**Instructions to follow**
Below are records; count the lines in them that hold "from" and give only the count.

(Stored data)
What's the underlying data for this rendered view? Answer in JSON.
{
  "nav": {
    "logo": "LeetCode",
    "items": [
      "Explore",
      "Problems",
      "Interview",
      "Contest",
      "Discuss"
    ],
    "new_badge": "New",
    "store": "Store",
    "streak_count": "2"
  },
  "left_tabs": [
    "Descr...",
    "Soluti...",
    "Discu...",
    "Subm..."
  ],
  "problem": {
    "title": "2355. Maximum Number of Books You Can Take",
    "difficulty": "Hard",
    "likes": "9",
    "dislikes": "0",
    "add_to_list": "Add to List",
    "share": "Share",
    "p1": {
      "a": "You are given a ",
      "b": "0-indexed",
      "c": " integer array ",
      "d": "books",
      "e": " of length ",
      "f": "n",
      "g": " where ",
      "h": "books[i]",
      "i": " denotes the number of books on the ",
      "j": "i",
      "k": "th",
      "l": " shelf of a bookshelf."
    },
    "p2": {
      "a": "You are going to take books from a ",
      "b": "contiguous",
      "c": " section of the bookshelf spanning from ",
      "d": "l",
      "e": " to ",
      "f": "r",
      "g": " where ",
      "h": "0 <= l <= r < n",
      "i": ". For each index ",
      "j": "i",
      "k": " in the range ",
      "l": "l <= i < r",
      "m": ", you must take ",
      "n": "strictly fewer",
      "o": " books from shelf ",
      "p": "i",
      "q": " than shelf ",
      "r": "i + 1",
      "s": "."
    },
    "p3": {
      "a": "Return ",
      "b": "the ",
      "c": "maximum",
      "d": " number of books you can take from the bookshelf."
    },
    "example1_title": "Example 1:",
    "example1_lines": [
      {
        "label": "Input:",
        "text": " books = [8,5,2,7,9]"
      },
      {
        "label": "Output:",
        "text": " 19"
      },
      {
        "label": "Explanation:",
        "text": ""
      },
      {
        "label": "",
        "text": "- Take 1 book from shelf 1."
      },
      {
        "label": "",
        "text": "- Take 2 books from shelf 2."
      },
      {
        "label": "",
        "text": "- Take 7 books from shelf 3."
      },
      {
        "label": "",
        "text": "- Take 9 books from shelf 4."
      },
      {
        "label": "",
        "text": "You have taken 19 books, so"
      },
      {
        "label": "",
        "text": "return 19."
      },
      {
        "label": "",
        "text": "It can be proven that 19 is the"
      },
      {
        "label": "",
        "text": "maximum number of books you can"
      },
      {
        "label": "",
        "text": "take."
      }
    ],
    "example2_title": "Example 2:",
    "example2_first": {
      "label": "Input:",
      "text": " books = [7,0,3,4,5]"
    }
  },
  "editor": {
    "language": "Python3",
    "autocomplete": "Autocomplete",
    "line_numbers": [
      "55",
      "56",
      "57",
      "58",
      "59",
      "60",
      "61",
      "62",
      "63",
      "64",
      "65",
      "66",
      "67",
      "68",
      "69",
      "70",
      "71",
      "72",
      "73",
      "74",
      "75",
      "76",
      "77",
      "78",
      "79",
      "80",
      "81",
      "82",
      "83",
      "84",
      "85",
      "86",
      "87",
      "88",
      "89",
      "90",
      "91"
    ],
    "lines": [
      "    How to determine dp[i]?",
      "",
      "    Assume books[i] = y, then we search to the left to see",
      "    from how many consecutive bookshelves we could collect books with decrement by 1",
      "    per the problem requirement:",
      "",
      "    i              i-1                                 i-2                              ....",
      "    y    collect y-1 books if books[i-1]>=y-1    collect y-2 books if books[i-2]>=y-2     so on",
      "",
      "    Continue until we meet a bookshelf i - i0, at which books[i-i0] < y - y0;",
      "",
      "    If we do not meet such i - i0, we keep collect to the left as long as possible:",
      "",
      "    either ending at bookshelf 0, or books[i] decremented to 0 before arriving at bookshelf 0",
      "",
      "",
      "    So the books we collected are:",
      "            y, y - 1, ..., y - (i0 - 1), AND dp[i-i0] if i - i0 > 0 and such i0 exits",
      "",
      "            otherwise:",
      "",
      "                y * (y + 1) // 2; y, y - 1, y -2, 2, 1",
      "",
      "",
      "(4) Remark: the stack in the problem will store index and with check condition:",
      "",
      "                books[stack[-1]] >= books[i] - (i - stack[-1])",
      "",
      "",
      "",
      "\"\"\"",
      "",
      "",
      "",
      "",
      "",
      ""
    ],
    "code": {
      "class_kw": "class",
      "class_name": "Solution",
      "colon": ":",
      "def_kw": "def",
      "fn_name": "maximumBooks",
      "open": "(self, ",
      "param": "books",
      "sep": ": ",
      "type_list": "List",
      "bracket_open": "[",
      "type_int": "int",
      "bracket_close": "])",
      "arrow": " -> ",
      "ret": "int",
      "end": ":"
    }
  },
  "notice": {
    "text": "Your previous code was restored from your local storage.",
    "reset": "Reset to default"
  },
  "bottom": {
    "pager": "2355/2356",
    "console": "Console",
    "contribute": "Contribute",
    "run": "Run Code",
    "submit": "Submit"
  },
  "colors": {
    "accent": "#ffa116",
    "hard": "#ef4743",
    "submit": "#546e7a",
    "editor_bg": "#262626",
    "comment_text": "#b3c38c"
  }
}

**Full output**
10